• **EXERCISE DIRECTIONS**: Copy the full set of lines exactly as given.

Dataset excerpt
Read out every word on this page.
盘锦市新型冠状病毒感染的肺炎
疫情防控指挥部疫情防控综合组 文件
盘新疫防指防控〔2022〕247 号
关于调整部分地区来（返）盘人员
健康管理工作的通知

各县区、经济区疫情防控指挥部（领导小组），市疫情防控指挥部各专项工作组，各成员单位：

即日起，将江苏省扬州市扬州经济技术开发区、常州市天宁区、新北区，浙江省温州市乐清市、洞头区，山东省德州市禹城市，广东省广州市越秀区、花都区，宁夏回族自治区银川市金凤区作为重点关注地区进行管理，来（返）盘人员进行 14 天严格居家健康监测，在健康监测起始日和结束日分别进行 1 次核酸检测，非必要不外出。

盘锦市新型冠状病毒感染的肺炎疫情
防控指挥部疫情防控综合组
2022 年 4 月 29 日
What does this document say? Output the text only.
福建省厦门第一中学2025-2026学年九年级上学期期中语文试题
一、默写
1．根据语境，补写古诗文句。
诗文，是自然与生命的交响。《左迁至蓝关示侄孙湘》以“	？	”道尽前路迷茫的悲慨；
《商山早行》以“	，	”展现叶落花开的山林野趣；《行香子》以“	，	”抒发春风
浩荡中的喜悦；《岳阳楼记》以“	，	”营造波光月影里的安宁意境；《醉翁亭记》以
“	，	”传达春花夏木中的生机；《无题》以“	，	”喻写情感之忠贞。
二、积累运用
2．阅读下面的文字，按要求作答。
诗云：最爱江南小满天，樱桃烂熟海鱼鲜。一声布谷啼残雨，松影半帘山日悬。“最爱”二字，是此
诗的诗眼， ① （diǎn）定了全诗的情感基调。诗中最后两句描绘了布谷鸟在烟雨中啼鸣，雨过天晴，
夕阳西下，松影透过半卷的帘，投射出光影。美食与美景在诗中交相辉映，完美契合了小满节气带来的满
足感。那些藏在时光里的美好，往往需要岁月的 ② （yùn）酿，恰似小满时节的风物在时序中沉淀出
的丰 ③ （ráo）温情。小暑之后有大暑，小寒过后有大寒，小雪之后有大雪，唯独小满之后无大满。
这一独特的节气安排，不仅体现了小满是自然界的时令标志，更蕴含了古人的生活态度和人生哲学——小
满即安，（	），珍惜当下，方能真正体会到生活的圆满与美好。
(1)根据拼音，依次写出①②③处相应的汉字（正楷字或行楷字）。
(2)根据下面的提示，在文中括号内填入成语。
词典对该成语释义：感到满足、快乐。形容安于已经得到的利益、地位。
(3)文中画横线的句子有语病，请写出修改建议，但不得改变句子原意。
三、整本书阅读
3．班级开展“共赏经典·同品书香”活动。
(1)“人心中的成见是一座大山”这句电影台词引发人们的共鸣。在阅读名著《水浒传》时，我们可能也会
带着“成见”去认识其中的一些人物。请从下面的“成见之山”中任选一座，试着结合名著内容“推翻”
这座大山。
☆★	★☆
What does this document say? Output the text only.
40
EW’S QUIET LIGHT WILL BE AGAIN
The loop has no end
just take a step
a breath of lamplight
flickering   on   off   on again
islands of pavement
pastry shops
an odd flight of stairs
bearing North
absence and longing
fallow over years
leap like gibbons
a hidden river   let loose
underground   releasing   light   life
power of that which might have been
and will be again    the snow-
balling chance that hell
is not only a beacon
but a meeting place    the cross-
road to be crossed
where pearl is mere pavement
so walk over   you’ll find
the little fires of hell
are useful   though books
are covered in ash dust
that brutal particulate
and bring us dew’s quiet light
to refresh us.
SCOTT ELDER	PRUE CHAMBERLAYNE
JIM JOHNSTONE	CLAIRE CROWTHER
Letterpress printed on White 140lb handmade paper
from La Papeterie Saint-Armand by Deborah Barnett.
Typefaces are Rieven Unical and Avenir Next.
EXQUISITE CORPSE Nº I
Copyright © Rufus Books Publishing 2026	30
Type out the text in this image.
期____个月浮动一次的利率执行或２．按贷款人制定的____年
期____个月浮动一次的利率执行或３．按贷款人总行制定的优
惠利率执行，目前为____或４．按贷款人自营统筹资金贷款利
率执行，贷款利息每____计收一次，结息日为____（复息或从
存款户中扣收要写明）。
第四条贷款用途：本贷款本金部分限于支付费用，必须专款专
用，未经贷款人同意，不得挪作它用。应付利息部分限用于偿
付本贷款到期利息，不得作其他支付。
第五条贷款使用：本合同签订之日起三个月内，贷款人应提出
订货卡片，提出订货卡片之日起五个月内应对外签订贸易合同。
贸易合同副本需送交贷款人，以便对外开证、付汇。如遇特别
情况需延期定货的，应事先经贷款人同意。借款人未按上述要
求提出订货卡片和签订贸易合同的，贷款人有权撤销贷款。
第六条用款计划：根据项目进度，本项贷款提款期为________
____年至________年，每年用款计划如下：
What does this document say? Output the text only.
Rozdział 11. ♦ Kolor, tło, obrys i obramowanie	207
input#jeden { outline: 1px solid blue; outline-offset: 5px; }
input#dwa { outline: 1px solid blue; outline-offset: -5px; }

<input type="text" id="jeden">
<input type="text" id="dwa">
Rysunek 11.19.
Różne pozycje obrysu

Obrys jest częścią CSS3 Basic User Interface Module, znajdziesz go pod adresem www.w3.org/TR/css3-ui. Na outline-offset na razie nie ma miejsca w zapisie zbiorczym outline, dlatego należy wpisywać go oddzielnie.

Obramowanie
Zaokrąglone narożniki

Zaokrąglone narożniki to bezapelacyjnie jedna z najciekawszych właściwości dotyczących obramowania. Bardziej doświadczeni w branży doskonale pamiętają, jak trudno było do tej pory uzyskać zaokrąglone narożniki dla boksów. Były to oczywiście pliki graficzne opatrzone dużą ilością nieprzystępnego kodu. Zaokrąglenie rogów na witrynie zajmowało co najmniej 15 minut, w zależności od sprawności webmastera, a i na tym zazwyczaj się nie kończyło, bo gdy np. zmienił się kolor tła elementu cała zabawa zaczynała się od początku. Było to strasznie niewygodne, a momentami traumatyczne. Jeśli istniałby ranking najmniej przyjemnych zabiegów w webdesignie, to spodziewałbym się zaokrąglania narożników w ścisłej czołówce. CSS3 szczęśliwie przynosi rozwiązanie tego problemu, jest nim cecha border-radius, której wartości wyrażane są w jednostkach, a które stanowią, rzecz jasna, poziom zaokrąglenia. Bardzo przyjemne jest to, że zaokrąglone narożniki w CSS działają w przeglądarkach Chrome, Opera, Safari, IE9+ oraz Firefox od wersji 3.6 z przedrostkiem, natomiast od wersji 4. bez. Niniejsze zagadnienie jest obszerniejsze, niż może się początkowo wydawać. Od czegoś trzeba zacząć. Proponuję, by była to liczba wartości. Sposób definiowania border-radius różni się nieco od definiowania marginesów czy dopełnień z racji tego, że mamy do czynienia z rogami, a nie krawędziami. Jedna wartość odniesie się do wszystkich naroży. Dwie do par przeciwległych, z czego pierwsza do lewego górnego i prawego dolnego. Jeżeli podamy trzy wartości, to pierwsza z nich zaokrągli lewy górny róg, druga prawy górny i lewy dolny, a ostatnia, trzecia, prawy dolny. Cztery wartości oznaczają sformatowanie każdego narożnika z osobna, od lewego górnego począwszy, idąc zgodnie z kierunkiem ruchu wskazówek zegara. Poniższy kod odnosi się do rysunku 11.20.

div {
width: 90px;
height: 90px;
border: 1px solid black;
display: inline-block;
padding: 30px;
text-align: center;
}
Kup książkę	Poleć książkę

• **FINAL RESULT**:
Read out every word on this page.
盘锦市新型冠状病毒感染的肺炎
疫情防控指挥部疫情防控综合组 文件
盘新疫防指防控〔2022〕247 号
关于调整部分地区来（返）盘人员
健康管理工作的通知

各县区、经济区疫情防控指挥部（领导小组），市疫情防控指挥部各专项工作组，各成员单位：

即日起，将江苏省扬州市扬州经济技术开发区、常州市天宁区、新北区，浙江省温州市乐清市、洞头区，山东省德州市禹城市，广东省广州市越秀区、花都区，宁夏回族自治区银川市金凤区作为重点关注地区进行管理，来（返）盘人员进行 14 天严格居家健康监测，在健康监测起始日和结束日分别进行 1 次核酸检测，非必要不外出。

盘锦市新型冠状病毒感染的肺炎疫情
防控指挥部疫情防控综合组
2022 年 4 月 29 日
What does this document say? Output the text only.
福建省厦门第一中学2025-2026学年九年级上学期期中语文试题
一、默写
1．根据语境，补写古诗文句。
诗文，是自然与生命的交响。《左迁至蓝关示侄孙湘》以“	？	”道尽前路迷茫的悲慨；
《商山早行》以“	，	”展现叶落花开的山林野趣；《行香子》以“	，	”抒发春风
浩荡中的喜悦；《岳阳楼记》以“	，	”营造波光月影里的安宁意境；《醉翁亭记》以
“	，	”传达春花夏木中的生机；《无题》以“	，	”喻写情感之忠贞。
二、积累运用
2．阅读下面的文字，按要求作答。
诗云：最爱江南小满天，樱桃烂熟海鱼鲜。一声布谷啼残雨，松影半帘山日悬。“最爱”二字，是此
诗的诗眼， ① （diǎn）定了全诗的情感基调。诗中最后两句描绘了布谷鸟在烟雨中啼鸣，雨过天晴，
夕阳西下，松影透过半卷的帘，投射出光影。美食与美景在诗中交相辉映，完美契合了小满节气带来的满
足感。那些藏在时光里的美好，往往需要岁月的 ② （yùn）酿，恰似小满时节的风物在时序中沉淀出
的丰 ③ （ráo）温情。小暑之后有大暑，小寒过后有大寒，小雪之后有大雪，唯独小满之后无大满。
这一独特的节气安排，不仅体现了小满是自然界的时令标志，更蕴含了古人的生活态度和人生哲学——小
满即安，（	），珍惜当下，方能真正体会到生活的圆满与美好。
(1)根据拼音，依次写出①②③处相应的汉字（正楷字或行楷字）。
(2)根据下面的提示，在文中括号内填入成语。
词典对该成语释义：感到满足、快乐。形容安于已经得到的利益、地位。
(3)文中画横线的句子有语病，请写出修改建议，但不得改变句子原意。
三、整本书阅读
3．班级开展“共赏经典·同品书香”活动。
(1)“人心中的成见是一座大山”这句电影台词引发人们的共鸣。在阅读名著《水浒传》时，我们可能也会
带着“成见”去认识其中的一些人物。请从下面的“成见之山”中任选一座，试着结合名著内容“推翻”
这座大山。
☆★	★☆
What does this document say? Output the text only.
40
EW’S QUIET LIGHT WILL BE AGAIN
The loop has no end
just take a step
a breath of lamplight
flickering   on   off   on again
islands of pavement
pastry shops
an odd flight of stairs
bearing North
absence and longing
fallow over years
leap like gibbons
a hidden river   let loose
underground   releasing   light   life
power of that which might have been
and will be again    the snow-
balling chance that hell
is not only a beacon
but a meeting place    the cross-
road to be crossed
where pearl is mere pavement
so walk over   you’ll find
the little fires of hell
are useful   though books
are covered in ash dust
that brutal particulate
and bring us dew’s quiet light
to refresh us.
SCOTT ELDER	PRUE CHAMBERLAYNE
JIM JOHNSTONE	CLAIRE CROWTHER
Letterpress printed on White 140lb handmade paper
from La Papeterie Saint-Armand by Deborah Barnett.
Typefaces are Rieven Unical and Avenir Next.
EXQUISITE CORPSE Nº I
Copyright © Rufus Books Publishing 2026	30
Type out the text in this image.
期____个月浮动一次的利率执行或２．按贷款人制定的____年
期____个月浮动一次的利率执行或３．按贷款人总行制定的优
惠利率执行，目前为____或４．按贷款人自营统筹资金贷款利
率执行，贷款利息每____计收一次，结息日为____（复息或从
存款户中扣收要写明）。
第四条贷款用途：本贷款本金部分限于支付费用，必须专款专
用，未经贷款人同意，不得挪作它用。应付利息部分限用于偿
付本贷款到期利息，不得作其他支付。
第五条贷款使用：本合同签订之日起三个月内，贷款人应提出
订货卡片，提出订货卡片之日起五个月内应对外签订贸易合同。
贸易合同副本需送交贷款人，以便对外开证、付汇。如遇特别
情况需延期定货的，应事先经贷款人同意。借款人未按上述要
求提出订货卡片和签订贸易合同的，贷款人有权撤销贷款。
第六条用款计划：根据项目进度，本项贷款提款期为________
____年至________年，每年用款计划如下：
What does this document say? Output the text only.
Rozdział 11. ♦ Kolor, tło, obrys i obramowanie	207
input#jeden { outline: 1px solid blue; outline-offset: 5px; }
input#dwa { outline: 1px solid blue; outline-offset: -5px; }

<input type="text" id="jeden">
<input type="text" id="dwa">
Rysunek 11.19.
Różne pozycje obrysu

Obrys jest częścią CSS3 Basic User Interface Module, znajdziesz go pod adresem www.w3.org/TR/css3-ui. Na outline-offset na razie nie ma miejsca w zapisie zbiorczym outline, dlatego należy wpisywać go oddzielnie.

Obramowanie
Zaokrąglone narożniki

Zaokrąglone narożniki to bezapelacyjnie jedna z najciekawszych właściwości dotyczących obramowania. Bardziej doświadczeni w branży doskonale pamiętają, jak trudno było do tej pory uzyskać zaokrąglone narożniki dla boksów. Były to oczywiście pliki graficzne opatrzone dużą ilością nieprzystępnego kodu. Zaokrąglenie rogów na witrynie zajmowało co najmniej 15 minut, w zależności od sprawności webmastera, a i na tym zazwyczaj się nie kończyło, bo gdy np. zmienił się kolor tła elementu cała zabawa zaczynała się od początku. Było to strasznie niewygodne, a momentami traumatyczne. Jeśli istniałby ranking najmniej przyjemnych zabiegów w webdesignie, to spodziewałbym się zaokrąglania narożników w ścisłej czołówce. CSS3 szczęśliwie przynosi rozwiązanie tego problemu, jest nim cecha border-radius, której wartości wyrażane są w jednostkach, a które stanowią, rzecz jasna, poziom zaokrąglenia. Bardzo przyjemne jest to, że zaokrąglone narożniki w CSS działają w przeglądarkach Chrome, Opera, Safari, IE9+ oraz Firefox od wersji 3.6 z przedrostkiem, natomiast od wersji 4. bez. Niniejsze zagadnienie jest obszerniejsze, niż może się początkowo wydawać. Od czegoś trzeba zacząć. Proponuję, by była to liczba wartości. Sposób definiowania border-radius różni się nieco od definiowania marginesów czy dopełnień z racji tego, że mamy do czynienia z rogami, a nie krawędziami. Jedna wartość odniesie się do wszystkich naroży. Dwie do par przeciwległych, z czego pierwsza do lewego górnego i prawego dolnego. Jeżeli podamy trzy wartości, to pierwsza z nich zaokrągli lewy górny róg, druga prawy górny i lewy dolny, a ostatnia, trzecia, prawy dolny. Cztery wartości oznaczają sformatowanie każdego narożnika z osobna, od lewego górnego począwszy, idąc zgodnie z kierunkiem ruchu wskazówek zegara. Poniższy kod odnosi się do rysunku 11.20.

div {
width: 90px;
height: 90px;
border: 1px solid black;
display: inline-block;
padding: 30px;
text-align: center;
}
Kup książkę	Poleć książkę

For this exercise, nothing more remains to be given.